* What you have to do *
Every record must appear in your copy exactly as written, with no pictures.

* The data *
———

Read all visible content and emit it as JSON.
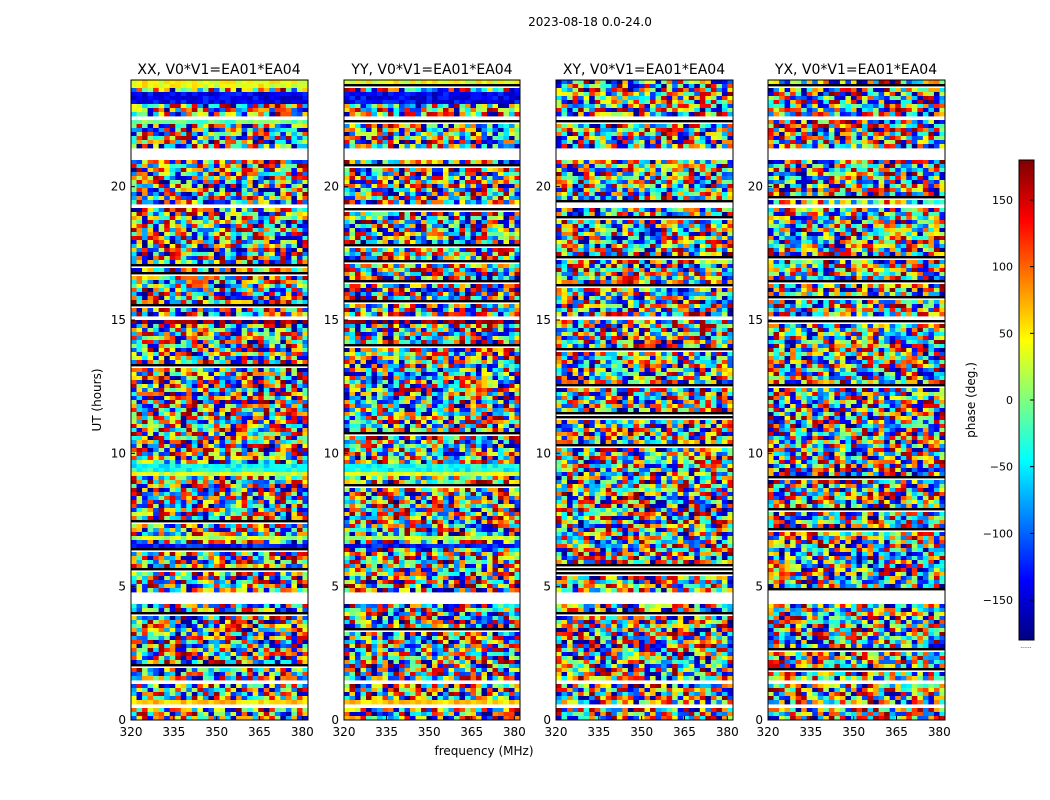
{
  "chart_data": {
    "type": "heatmap",
    "suptitle": "2023-08-18 0.0-24.0",
    "xlabel": "frequency (MHz)",
    "ylabel": "UT (hours)",
    "xlim": [
      320,
      382
    ],
    "ylim": [
      0,
      24
    ],
    "xticks": [
      320,
      335,
      350,
      365,
      380
    ],
    "yticks": [
      0,
      5,
      10,
      15,
      20
    ],
    "colorbar": {
      "label": "phase (deg.)",
      "range": [
        -180,
        180
      ],
      "ticks": [
        -150,
        -100,
        -50,
        0,
        50,
        100,
        150
      ],
      "colormap": "jet",
      "stops": [
        "#00007f",
        "#0000ff",
        "#007fff",
        "#00ffff",
        "#7fff7f",
        "#ffff00",
        "#ff7f00",
        "#ff0000",
        "#7f0000"
      ],
      "extra_label": "......"
    },
    "panels": [
      {
        "title": "XX, V0*V1=EA01*EA04",
        "polarization": "XX",
        "coherent": true
      },
      {
        "title": "YY, V0*V1=EA01*EA04",
        "polarization": "YY",
        "coherent": true
      },
      {
        "title": "XY, V0*V1=EA01*EA04",
        "polarization": "XY",
        "coherent": false
      },
      {
        "title": "YX, V0*V1=EA01*EA04",
        "polarization": "YX",
        "coherent": false
      }
    ],
    "flagged_ut_ranges": [
      [
        0.45,
        0.55
      ],
      [
        1.3,
        1.45
      ],
      [
        4.35,
        4.85
      ],
      [
        8.95,
        9.05
      ],
      [
        11.95,
        12.05
      ],
      [
        15.05,
        15.15
      ],
      [
        19.2,
        19.3
      ],
      [
        21.0,
        21.5
      ],
      [
        22.0,
        22.1
      ],
      [
        22.5,
        22.6
      ]
    ],
    "coherent_bands": [
      {
        "ut": [
          23.1,
          23.6
        ],
        "phase": -140
      },
      {
        "ut": [
          23.7,
          23.95
        ],
        "phase": 40
      },
      {
        "ut": [
          22.4,
          22.5
        ],
        "phase": -10
      },
      {
        "ut": [
          14.8,
          14.95
        ],
        "phase": 170
      },
      {
        "ut": [
          9.1,
          9.35
        ],
        "phase": 30
      },
      {
        "ut": [
          9.35,
          9.55
        ],
        "phase": -40
      },
      {
        "ut": [
          6.4,
          6.6
        ],
        "phase": -130
      },
      {
        "ut": [
          6.7,
          6.85
        ],
        "phase": 20
      },
      {
        "ut": [
          0.5,
          0.7
        ],
        "phase": 60
      }
    ]
  }
}
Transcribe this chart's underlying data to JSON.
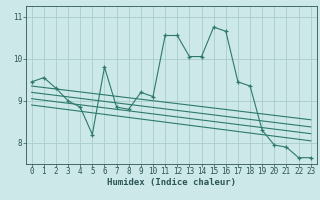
{
  "xlabel": "Humidex (Indice chaleur)",
  "background_color": "#cce8e8",
  "grid_color": "#aacccc",
  "line_color": "#2d7a6a",
  "xlim": [
    -0.5,
    23.5
  ],
  "ylim": [
    7.5,
    11.25
  ],
  "yticks": [
    8,
    9,
    10,
    11
  ],
  "xticks": [
    0,
    1,
    2,
    3,
    4,
    5,
    6,
    7,
    8,
    9,
    10,
    11,
    12,
    13,
    14,
    15,
    16,
    17,
    18,
    19,
    20,
    21,
    22,
    23
  ],
  "main_line_x": [
    0,
    1,
    2,
    3,
    4,
    5,
    6,
    7,
    8,
    9,
    10,
    11,
    12,
    13,
    14,
    15,
    16,
    17,
    18,
    19,
    20,
    21,
    22,
    23
  ],
  "main_line_y": [
    9.45,
    9.55,
    9.3,
    9.0,
    8.85,
    8.2,
    9.8,
    8.85,
    8.8,
    9.2,
    9.1,
    10.55,
    10.55,
    10.05,
    10.05,
    10.75,
    10.65,
    9.45,
    9.35,
    8.3,
    7.95,
    7.9,
    7.65,
    7.65
  ],
  "trend1_x": [
    0,
    23
  ],
  "trend1_y": [
    9.35,
    8.55
  ],
  "trend2_x": [
    0,
    23
  ],
  "trend2_y": [
    9.2,
    8.38
  ],
  "trend3_x": [
    0,
    23
  ],
  "trend3_y": [
    9.05,
    8.22
  ],
  "trend4_x": [
    0,
    23
  ],
  "trend4_y": [
    8.9,
    8.05
  ]
}
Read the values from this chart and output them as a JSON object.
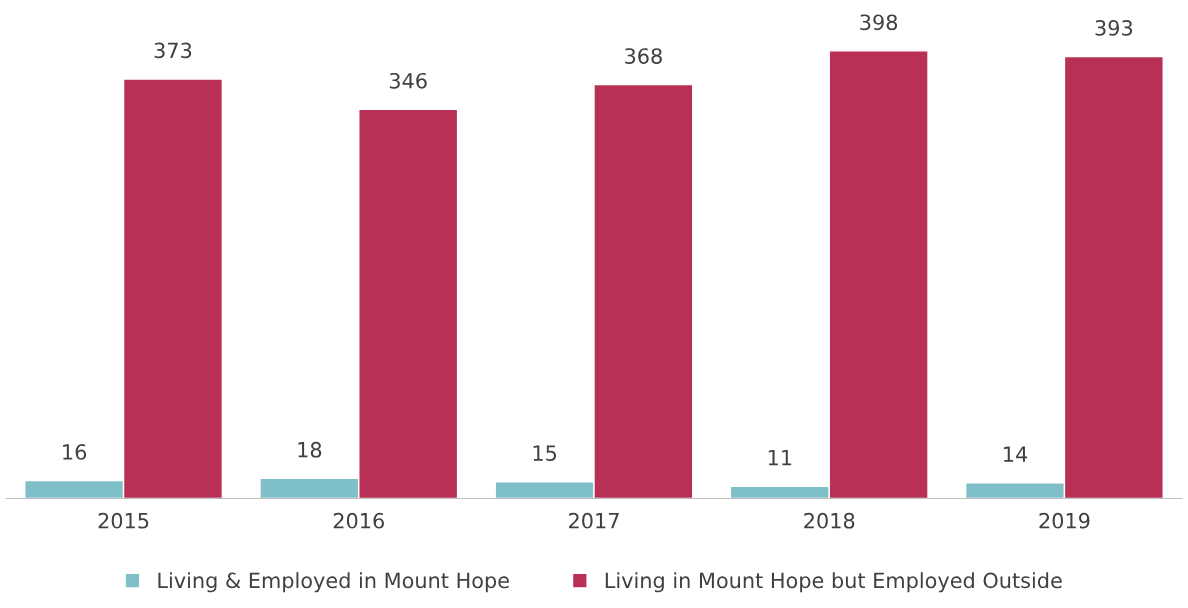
{
  "chart_data": {
    "type": "bar",
    "categories": [
      "2015",
      "2016",
      "2017",
      "2018",
      "2019"
    ],
    "series": [
      {
        "name": "Living & Employed in Mount Hope",
        "color": "#7fbfc8",
        "values": [
          16,
          18,
          15,
          11,
          14
        ]
      },
      {
        "name": "Living in Mount Hope but Employed Outside",
        "color": "#b83055",
        "values": [
          373,
          346,
          368,
          398,
          393
        ]
      }
    ],
    "data_labels": true,
    "legend": "bottom",
    "grid": false,
    "tick_labels": "x"
  }
}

———

* Expected output *
Read all visible content and emit it as JSON.
{
  "chart_data": {
    "type": "heatmap",
    "suptitle": "2023-08-18 0.0-24.0",
    "xlabel": "frequency (MHz)",
    "ylabel": "UT (hours)",
    "xlim": [
      320,
      382
    ],
    "ylim": [
      0,
      24
    ],
    "xticks": [
      320,
      335,
      350,
      365,
      380
    ],
    "yticks": [
      0,
      5,
      10,
      15,
      20
    ],
    "colorbar": {
      "label": "phase (deg.)",
      "range": [
        -180,
        180
      ],
      "ticks": [
        -150,
        -100,
        -50,
        0,
        50,
        100,
        150
      ],
      "colormap": "jet",
      "stops": [
        "#00007f",
        "#0000ff",
        "#007fff",
        "#00ffff",
        "#7fff7f",
        "#ffff00",
        "#ff7f00",
        "#ff0000",
        "#7f0000"
      ],
      "extra_label": "......"
    },
    "panels": [
      {
        "title": "XX, V0*V1=EA01*EA04",
        "polarization": "XX",
        "coherent": true
      },
      {
        "title": "YY, V0*V1=EA01*EA04",
        "polarization": "YY",
        "coherent": true
      },
      {
        "title": "XY, V0*V1=EA01*EA04",
        "polarization": "XY",
        "coherent": false
      },
      {
        "title": "YX, V0*V1=EA01*EA04",
        "polarization": "YX",
        "coherent": false
      }
    ],
    "flagged_ut_ranges": [
      [
        0.45,
        0.55
      ],
      [
        1.3,
        1.45
      ],
      [
        4.35,
        4.85
      ],
      [
        8.95,
        9.05
      ],
      [
        11.95,
        12.05
      ],
      [
        15.05,
        15.15
      ],
      [
        19.2,
        19.3
      ],
      [
        21.0,
        21.5
      ],
      [
        22.0,
        22.1
      ],
      [
        22.5,
        22.6
      ]
    ],
    "coherent_bands": [
      {
        "ut": [
          23.1,
          23.6
        ],
        "phase": -140
      },
      {
        "ut": [
          23.7,
          23.95
        ],
        "phase": 40
      },
      {
        "ut": [
          22.4,
          22.5
        ],
        "phase": -10
      },
      {
        "ut": [
          14.8,
          14.95
        ],
        "phase": 170
      },
      {
        "ut": [
          9.1,
          9.35
        ],
        "phase": 30
      },
      {
        "ut": [
          9.35,
          9.55
        ],
        "phase": -40
      },
      {
        "ut": [
          6.4,
          6.6
        ],
        "phase": -130
      },
      {
        "ut": [
          6.7,
          6.85
        ],
        "phase": 20
      },
      {
        "ut": [
          0.5,
          0.7
        ],
        "phase": 60
      }
    ]
  }
}
Transcribe this chart's underlying data to JSON.
{
  "xlabel": "Humidex (Indice chaleur)",
  "background_color": "#cce8e8",
  "grid_color": "#aacccc",
  "line_color": "#2d7a6a",
  "xlim": [
    -0.5,
    23.5
  ],
  "ylim": [
    7.5,
    11.25
  ],
  "yticks": [
    8,
    9,
    10,
    11
  ],
  "xticks": [
    0,
    1,
    2,
    3,
    4,
    5,
    6,
    7,
    8,
    9,
    10,
    11,
    12,
    13,
    14,
    15,
    16,
    17,
    18,
    19,
    20,
    21,
    22,
    23
  ],
  "main_line_x": [
    0,
    1,
    2,
    3,
    4,
    5,
    6,
    7,
    8,
    9,
    10,
    11,
    12,
    13,
    14,
    15,
    16,
    17,
    18,
    19,
    20,
    21,
    22,
    23
  ],
  "main_line_y": [
    9.45,
    9.55,
    9.3,
    9.0,
    8.85,
    8.2,
    9.8,
    8.85,
    8.8,
    9.2,
    9.1,
    10.55,
    10.55,
    10.05,
    10.05,
    10.75,
    10.65,
    9.45,
    9.35,
    8.3,
    7.95,
    7.9,
    7.65,
    7.65
  ],
  "trend1_x": [
    0,
    23
  ],
  "trend1_y": [
    9.35,
    8.55
  ],
  "trend2_x": [
    0,
    23
  ],
  "trend2_y": [
    9.2,
    8.38
  ],
  "trend3_x": [
    0,
    23
  ],
  "trend3_y": [
    9.05,
    8.22
  ],
  "trend4_x": [
    0,
    23
  ],
  "trend4_y": [
    8.9,
    8.05
  ]
}
Read the values from this chart and output them as a JSON object.
{
  "chart_data": {
    "type": "bar",
    "categories": [
      "2015",
      "2016",
      "2017",
      "2018",
      "2019"
    ],
    "series": [
      {
        "name": "Living & Employed in Mount Hope",
        "color": "#7fbfc8",
        "values": [
          16,
          18,
          15,
          11,
          14
        ]
      },
      {
        "name": "Living in Mount Hope but Employed Outside",
        "color": "#b83055",
        "values": [
          373,
          346,
          368,
          398,
          393
        ]
      }
    ],
    "data_labels": true,
    "legend": "bottom",
    "grid": false,
    "tick_labels": "x"
  }
}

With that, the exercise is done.